- **Task details**: Take every line that has the string "text" and copy it out.

- **Data to use**:
....

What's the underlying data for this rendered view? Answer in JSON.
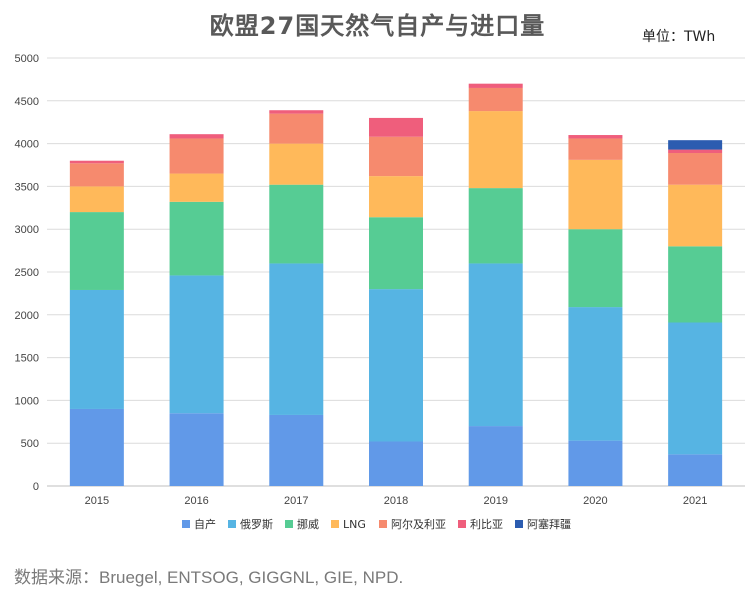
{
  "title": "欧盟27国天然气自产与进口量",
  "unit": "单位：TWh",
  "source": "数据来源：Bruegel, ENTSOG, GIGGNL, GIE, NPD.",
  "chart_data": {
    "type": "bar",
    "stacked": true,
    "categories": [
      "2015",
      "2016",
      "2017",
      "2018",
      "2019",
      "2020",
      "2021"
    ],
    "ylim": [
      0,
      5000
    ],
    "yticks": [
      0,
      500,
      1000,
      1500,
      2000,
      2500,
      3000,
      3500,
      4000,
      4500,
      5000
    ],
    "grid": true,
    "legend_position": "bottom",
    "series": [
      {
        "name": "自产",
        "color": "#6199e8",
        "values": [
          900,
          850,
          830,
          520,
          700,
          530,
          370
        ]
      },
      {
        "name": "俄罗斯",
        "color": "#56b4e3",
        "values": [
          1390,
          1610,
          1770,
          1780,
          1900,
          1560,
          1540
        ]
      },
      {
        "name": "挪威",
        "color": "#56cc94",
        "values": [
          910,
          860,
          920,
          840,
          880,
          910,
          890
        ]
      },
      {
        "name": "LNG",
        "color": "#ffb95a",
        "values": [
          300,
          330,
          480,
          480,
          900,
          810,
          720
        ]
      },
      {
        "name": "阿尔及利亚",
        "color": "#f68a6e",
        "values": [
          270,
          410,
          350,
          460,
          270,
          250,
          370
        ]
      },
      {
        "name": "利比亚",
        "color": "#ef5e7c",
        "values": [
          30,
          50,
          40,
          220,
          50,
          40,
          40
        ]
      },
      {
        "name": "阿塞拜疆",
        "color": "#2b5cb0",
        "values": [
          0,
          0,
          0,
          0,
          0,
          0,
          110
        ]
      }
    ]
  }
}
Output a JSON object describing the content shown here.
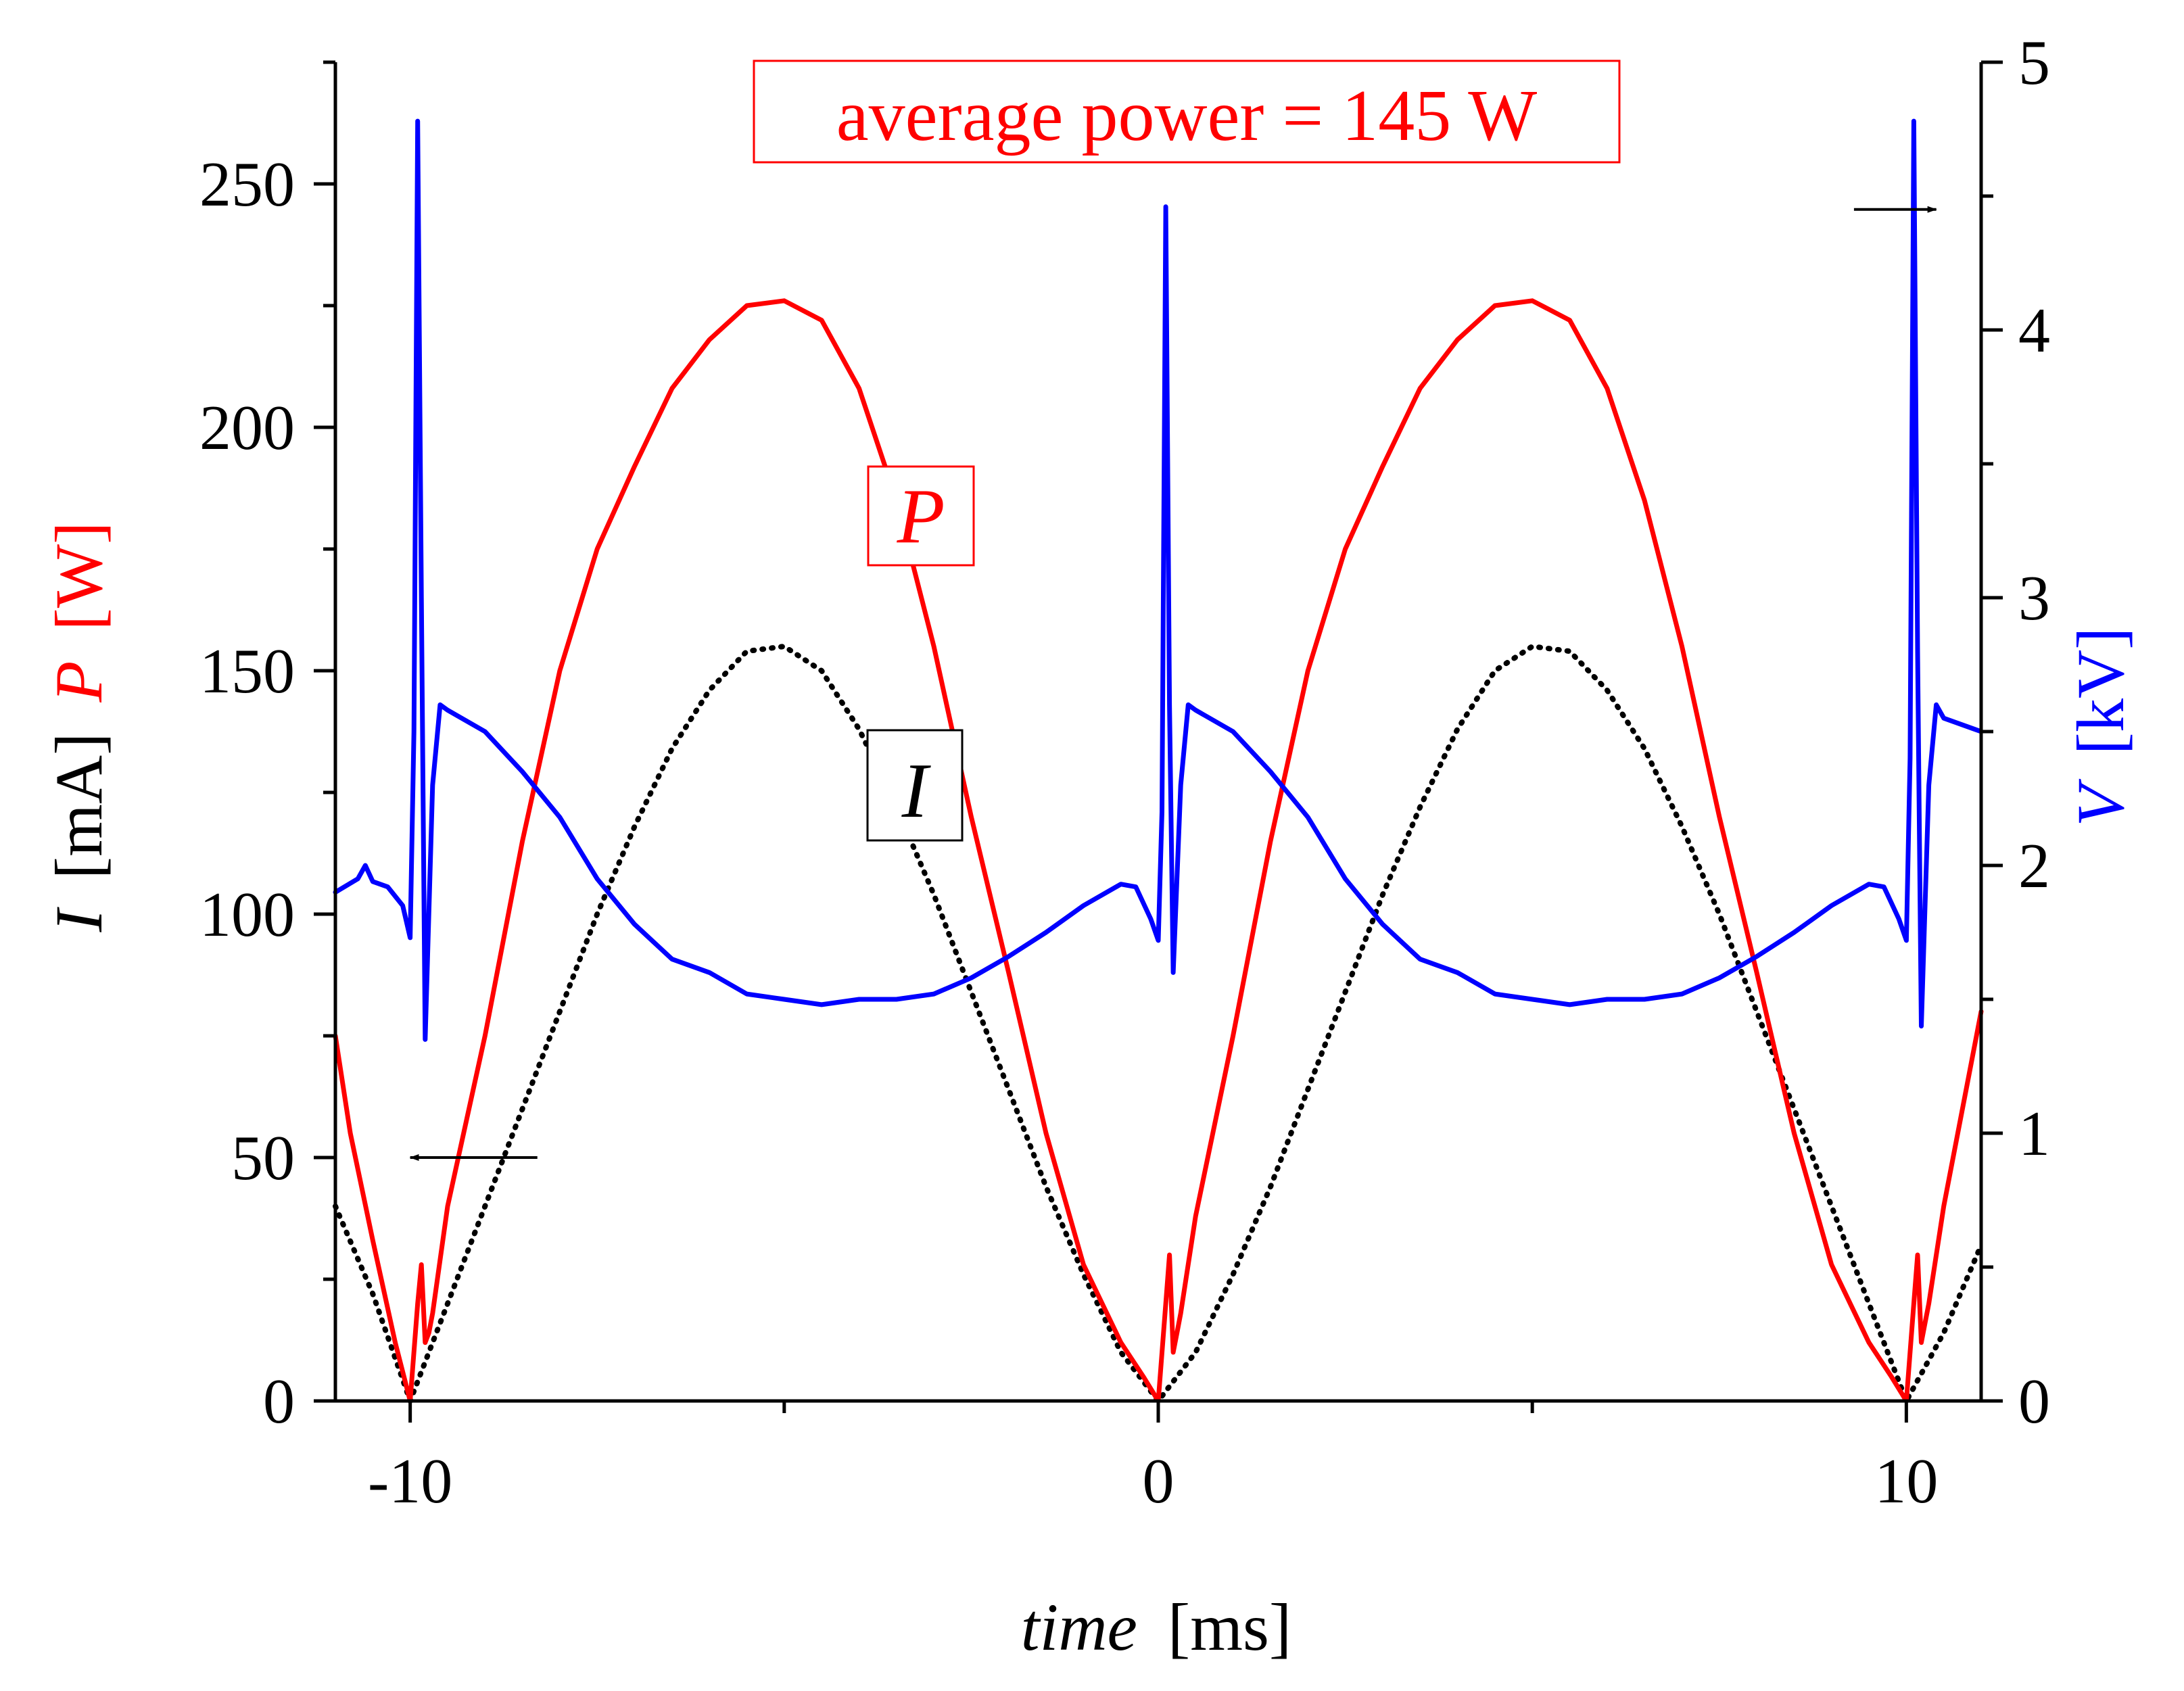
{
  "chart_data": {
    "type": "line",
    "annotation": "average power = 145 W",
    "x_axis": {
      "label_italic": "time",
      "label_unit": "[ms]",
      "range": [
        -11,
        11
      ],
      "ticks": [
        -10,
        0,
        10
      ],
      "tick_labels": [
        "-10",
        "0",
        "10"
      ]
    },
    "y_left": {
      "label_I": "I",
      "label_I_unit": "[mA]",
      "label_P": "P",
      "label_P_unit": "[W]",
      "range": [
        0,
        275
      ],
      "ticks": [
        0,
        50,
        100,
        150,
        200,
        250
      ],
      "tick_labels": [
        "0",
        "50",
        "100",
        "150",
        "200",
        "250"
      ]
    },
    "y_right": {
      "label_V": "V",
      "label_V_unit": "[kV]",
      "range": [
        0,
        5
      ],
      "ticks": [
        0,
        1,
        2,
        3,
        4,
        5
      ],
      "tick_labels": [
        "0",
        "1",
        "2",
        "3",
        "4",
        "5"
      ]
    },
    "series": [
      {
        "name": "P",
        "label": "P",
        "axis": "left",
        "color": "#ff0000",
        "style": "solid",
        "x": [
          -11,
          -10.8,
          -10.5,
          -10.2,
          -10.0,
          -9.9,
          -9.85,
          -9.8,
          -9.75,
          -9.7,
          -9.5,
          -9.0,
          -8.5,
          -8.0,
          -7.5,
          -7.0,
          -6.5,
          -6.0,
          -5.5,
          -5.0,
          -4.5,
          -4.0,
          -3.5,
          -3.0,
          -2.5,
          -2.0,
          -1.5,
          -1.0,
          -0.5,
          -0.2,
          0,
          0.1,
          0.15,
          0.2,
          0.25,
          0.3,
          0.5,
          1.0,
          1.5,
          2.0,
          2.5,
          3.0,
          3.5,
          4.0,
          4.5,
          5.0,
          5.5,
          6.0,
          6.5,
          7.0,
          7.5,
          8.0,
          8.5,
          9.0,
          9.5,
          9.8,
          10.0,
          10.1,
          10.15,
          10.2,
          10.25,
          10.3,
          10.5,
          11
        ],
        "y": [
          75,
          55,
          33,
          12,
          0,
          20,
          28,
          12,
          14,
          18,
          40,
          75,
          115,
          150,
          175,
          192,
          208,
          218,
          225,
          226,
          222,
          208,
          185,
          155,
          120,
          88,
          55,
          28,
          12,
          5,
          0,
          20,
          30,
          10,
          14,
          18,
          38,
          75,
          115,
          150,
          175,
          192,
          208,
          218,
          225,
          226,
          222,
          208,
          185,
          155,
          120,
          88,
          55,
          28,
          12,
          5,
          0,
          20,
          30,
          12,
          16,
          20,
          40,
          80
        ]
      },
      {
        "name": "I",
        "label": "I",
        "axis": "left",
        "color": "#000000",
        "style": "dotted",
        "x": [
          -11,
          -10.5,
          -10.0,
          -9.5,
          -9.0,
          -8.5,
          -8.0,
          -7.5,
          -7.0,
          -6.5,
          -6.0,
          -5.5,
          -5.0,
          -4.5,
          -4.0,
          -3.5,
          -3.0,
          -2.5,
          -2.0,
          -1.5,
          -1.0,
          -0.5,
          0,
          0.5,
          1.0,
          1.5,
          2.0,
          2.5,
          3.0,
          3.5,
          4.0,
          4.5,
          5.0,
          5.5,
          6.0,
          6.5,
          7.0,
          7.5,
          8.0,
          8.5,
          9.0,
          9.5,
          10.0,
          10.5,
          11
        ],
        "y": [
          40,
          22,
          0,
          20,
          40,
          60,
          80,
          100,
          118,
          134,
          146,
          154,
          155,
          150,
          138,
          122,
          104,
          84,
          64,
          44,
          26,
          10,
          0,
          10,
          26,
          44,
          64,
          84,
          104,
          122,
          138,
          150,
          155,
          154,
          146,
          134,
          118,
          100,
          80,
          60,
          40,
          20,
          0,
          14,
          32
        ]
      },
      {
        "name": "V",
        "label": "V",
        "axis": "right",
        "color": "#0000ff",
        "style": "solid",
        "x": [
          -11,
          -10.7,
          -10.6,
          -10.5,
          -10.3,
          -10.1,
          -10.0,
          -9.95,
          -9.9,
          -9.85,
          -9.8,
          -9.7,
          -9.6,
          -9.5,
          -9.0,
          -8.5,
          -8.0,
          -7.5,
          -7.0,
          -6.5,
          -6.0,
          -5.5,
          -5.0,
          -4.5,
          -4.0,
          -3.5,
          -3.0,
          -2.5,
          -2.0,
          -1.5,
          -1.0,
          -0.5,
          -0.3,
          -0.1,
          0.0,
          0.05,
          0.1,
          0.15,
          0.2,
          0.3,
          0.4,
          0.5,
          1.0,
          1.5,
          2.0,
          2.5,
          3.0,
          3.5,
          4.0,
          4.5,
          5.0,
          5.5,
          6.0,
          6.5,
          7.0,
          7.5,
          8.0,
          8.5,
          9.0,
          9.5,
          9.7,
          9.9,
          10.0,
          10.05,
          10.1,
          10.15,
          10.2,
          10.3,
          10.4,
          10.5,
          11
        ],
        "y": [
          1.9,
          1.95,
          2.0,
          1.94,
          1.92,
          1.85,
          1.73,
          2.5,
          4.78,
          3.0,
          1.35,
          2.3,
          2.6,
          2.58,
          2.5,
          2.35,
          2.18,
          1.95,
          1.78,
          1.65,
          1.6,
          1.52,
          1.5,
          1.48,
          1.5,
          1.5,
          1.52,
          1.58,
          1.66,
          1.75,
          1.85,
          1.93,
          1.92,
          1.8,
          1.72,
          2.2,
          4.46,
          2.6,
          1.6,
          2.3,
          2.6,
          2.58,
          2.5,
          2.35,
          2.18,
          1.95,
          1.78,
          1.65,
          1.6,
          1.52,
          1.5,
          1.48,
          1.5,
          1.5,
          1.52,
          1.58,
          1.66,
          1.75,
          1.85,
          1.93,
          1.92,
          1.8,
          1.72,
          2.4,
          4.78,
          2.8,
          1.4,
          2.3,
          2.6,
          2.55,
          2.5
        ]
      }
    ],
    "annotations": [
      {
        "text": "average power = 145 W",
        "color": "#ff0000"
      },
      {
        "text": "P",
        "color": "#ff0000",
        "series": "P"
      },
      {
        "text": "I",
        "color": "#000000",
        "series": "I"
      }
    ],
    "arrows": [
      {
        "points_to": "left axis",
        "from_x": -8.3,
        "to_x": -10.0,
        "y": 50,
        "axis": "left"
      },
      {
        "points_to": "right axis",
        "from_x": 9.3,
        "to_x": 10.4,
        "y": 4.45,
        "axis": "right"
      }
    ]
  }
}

....

- **Solution for this problem**:
        "text": "average power = 145 W",
        "text": "P",
        "text": "I",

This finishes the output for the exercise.